Material for this exercise:
=====
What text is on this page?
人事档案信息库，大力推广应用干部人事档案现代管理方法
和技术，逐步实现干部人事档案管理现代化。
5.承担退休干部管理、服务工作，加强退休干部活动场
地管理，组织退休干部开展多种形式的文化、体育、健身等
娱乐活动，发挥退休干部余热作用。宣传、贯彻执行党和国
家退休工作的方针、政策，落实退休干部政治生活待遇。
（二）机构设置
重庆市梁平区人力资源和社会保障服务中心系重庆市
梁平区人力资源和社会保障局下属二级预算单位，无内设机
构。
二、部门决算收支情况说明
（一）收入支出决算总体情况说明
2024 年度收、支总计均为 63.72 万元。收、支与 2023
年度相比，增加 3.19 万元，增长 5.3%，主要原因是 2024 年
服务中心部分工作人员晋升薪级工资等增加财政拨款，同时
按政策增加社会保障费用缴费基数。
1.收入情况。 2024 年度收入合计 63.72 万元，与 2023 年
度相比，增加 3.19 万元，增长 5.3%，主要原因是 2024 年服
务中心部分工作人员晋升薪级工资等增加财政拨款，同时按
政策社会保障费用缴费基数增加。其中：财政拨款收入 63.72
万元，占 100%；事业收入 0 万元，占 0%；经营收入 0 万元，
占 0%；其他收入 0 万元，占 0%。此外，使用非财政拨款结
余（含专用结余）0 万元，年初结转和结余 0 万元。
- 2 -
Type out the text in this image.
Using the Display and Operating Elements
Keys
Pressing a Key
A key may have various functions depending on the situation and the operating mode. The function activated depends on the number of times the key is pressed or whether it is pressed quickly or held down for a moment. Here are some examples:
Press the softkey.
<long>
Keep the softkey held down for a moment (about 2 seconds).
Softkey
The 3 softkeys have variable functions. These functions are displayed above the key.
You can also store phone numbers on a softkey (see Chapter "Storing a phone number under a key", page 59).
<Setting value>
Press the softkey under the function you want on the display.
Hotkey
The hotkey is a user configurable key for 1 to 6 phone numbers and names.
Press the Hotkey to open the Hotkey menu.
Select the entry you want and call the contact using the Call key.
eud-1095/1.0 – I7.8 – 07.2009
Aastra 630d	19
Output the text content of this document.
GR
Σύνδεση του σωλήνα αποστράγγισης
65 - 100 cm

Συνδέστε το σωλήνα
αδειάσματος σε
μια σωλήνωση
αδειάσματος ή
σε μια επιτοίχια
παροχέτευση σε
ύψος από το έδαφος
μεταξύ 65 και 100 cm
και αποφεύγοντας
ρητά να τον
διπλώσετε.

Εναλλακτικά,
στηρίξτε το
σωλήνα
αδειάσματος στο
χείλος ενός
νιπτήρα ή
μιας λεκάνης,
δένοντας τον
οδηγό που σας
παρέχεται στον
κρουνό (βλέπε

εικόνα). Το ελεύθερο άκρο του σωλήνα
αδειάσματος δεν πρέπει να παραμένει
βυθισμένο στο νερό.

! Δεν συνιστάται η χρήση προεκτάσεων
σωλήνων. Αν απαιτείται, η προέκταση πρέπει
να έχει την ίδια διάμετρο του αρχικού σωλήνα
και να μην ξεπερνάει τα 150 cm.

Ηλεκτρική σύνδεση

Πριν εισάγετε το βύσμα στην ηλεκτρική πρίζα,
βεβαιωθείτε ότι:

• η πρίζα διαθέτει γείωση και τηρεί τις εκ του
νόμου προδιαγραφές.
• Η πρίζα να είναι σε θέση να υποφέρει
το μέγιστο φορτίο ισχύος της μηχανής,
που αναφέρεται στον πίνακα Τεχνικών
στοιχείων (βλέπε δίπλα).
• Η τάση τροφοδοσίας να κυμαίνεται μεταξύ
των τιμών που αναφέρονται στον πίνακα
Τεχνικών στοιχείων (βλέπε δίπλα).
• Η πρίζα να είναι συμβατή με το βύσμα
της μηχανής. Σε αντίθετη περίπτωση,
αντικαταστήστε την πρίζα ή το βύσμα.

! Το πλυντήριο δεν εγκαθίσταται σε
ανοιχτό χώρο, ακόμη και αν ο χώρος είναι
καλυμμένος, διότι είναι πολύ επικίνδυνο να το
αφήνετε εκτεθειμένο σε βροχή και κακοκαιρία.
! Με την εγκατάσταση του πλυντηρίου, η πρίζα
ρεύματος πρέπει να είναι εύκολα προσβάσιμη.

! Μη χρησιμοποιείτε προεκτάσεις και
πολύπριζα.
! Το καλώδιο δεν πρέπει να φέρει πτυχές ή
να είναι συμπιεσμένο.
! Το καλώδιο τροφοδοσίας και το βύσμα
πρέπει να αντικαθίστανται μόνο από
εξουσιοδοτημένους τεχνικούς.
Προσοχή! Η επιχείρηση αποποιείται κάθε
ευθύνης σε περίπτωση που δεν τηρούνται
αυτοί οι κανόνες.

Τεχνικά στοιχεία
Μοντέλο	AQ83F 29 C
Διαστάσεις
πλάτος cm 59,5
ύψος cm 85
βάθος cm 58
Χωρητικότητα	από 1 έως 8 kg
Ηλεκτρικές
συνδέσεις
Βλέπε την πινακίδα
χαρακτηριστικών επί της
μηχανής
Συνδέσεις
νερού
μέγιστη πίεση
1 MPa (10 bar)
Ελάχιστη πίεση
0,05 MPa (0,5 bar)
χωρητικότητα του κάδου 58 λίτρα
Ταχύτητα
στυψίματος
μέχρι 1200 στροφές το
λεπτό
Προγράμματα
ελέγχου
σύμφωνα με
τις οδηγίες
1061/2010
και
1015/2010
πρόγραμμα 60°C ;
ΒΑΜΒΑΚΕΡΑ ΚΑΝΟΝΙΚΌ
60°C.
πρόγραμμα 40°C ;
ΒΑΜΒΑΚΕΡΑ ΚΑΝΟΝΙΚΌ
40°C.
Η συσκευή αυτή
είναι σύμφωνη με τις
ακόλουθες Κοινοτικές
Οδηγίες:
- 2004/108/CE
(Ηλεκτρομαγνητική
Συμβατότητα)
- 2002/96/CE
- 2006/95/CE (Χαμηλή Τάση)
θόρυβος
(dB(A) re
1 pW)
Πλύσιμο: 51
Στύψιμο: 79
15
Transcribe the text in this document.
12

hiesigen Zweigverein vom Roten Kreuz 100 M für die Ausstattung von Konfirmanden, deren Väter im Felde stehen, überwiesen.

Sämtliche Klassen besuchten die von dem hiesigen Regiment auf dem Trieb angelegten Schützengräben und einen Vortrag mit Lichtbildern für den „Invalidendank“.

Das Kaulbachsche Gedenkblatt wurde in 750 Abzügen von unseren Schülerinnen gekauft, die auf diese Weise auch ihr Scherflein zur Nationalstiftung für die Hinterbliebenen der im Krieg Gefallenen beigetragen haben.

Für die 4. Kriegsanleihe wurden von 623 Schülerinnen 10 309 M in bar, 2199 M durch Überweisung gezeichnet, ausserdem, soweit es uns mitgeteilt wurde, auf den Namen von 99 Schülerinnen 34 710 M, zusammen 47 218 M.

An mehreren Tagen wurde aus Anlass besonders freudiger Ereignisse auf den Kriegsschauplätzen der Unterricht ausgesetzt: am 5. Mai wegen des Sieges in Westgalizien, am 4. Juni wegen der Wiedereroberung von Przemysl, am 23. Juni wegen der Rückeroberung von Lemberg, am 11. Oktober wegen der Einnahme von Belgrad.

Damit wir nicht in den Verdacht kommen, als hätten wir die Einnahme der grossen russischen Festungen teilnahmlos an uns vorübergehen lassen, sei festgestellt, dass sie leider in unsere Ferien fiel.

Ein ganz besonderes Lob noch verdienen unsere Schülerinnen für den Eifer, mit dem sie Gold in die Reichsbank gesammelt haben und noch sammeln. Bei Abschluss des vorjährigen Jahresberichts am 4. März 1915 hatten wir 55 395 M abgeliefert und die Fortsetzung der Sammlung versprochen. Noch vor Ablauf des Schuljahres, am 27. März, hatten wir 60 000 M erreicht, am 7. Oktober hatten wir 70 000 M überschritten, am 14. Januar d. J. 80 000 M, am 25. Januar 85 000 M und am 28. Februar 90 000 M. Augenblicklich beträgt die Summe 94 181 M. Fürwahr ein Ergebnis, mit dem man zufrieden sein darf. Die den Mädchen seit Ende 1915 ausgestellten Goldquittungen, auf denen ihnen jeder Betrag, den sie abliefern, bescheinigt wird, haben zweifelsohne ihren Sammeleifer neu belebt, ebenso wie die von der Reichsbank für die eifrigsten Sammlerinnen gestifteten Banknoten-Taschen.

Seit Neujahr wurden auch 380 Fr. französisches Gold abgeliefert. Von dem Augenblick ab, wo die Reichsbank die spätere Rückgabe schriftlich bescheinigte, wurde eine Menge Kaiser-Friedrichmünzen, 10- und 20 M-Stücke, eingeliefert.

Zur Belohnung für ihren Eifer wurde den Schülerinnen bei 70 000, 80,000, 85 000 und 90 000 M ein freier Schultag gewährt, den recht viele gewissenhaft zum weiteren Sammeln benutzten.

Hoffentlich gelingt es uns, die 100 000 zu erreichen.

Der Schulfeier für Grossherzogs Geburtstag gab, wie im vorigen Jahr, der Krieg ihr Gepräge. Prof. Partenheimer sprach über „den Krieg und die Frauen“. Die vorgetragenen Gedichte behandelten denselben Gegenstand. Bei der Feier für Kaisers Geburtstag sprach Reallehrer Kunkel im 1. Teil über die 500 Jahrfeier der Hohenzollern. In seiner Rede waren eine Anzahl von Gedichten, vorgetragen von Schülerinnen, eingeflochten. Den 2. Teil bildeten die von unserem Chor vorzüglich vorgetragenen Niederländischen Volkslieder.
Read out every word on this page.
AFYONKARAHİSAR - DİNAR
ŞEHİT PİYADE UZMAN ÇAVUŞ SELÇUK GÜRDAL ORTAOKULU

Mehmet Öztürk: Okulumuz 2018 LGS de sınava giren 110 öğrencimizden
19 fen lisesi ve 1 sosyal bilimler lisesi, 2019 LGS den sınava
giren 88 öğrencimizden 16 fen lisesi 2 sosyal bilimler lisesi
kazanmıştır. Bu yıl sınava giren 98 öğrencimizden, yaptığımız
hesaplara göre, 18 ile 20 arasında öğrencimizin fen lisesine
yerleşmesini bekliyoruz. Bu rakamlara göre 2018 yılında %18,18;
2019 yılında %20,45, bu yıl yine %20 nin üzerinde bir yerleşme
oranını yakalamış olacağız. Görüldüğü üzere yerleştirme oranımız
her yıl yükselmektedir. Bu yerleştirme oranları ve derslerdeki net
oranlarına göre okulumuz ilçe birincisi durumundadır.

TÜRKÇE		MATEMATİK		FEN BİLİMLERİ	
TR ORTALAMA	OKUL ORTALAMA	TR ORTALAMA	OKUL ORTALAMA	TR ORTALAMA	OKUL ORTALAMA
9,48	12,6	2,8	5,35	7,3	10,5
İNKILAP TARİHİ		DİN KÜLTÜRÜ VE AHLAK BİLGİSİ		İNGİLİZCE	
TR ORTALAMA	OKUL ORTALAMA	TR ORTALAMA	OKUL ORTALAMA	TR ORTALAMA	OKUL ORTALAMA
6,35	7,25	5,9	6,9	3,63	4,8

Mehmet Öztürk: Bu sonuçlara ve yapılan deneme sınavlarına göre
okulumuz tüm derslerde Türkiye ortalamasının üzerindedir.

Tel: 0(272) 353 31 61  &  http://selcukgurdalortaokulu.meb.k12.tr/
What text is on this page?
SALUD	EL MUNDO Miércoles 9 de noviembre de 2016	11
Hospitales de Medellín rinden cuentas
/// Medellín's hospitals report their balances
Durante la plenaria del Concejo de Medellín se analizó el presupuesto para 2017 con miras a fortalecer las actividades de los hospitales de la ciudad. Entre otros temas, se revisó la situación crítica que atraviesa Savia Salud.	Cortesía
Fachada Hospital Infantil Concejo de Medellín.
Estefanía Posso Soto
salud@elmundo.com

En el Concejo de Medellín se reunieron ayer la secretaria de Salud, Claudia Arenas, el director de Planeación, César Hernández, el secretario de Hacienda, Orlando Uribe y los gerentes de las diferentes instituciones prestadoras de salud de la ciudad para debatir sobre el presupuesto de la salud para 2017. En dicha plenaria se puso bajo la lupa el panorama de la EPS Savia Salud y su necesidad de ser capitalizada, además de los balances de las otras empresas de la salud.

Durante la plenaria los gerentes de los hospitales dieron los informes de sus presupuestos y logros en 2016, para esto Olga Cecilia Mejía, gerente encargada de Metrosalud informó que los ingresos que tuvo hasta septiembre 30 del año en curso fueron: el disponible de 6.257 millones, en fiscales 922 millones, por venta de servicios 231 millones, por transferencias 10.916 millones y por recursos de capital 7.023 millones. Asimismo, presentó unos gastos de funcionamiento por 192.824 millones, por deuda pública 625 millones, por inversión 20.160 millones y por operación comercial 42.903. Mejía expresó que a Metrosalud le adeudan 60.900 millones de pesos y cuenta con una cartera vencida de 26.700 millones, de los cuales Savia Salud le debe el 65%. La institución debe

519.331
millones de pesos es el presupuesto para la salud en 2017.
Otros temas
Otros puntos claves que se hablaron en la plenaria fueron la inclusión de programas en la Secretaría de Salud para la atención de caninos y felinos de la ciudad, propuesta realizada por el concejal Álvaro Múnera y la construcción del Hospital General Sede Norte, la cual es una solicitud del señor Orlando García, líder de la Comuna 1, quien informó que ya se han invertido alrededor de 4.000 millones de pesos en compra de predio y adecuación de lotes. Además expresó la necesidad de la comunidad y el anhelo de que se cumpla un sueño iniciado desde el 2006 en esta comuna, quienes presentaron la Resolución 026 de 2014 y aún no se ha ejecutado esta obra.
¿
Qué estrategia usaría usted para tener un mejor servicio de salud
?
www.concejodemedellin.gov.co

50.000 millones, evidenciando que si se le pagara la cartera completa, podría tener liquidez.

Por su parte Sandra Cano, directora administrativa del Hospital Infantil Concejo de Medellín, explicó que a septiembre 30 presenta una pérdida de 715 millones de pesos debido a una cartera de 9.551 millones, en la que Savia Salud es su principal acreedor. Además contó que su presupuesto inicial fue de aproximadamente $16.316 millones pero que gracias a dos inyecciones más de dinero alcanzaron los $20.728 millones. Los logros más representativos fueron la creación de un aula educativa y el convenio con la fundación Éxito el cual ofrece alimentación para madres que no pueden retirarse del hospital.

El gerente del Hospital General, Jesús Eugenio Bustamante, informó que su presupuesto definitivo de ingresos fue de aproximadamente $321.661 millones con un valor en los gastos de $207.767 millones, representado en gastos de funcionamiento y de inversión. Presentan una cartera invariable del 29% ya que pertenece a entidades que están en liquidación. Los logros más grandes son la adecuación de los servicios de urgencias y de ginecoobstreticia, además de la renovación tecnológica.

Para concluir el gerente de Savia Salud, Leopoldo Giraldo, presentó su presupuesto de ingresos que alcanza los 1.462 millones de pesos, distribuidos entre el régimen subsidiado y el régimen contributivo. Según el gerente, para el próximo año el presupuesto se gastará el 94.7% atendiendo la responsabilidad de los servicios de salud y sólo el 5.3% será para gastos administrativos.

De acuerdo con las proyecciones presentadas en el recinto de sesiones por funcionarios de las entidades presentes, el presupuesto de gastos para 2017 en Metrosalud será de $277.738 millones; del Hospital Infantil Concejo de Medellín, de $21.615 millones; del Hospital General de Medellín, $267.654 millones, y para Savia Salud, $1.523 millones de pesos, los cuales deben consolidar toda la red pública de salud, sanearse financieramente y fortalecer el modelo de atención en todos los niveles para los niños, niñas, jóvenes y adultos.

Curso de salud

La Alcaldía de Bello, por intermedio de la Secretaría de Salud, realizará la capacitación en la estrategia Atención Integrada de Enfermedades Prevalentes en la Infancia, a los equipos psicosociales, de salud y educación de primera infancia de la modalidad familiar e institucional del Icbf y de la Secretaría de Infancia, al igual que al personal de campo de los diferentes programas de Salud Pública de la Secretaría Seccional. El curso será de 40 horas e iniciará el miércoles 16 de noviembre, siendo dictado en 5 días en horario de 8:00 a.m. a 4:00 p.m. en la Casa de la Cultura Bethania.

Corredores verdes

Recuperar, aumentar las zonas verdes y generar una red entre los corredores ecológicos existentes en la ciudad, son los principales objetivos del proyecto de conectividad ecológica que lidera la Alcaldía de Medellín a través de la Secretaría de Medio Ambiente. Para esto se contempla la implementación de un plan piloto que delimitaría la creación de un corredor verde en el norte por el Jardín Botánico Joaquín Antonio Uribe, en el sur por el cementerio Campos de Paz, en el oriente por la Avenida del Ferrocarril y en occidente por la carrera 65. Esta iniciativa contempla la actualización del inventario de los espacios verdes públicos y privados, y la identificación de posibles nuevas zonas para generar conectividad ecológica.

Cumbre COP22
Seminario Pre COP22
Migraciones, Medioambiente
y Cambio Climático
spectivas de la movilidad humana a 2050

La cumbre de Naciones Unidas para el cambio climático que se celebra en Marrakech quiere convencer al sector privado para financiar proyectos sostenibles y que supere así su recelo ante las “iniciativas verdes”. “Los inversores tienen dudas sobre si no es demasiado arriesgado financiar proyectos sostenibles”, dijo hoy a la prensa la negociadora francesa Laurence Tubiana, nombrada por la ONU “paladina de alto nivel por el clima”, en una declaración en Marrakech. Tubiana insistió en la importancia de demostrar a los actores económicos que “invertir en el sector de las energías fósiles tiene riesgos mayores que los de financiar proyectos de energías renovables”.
=====
Exercise:
Give only the number of lines in the data that include the string "down".

Exercise response:
2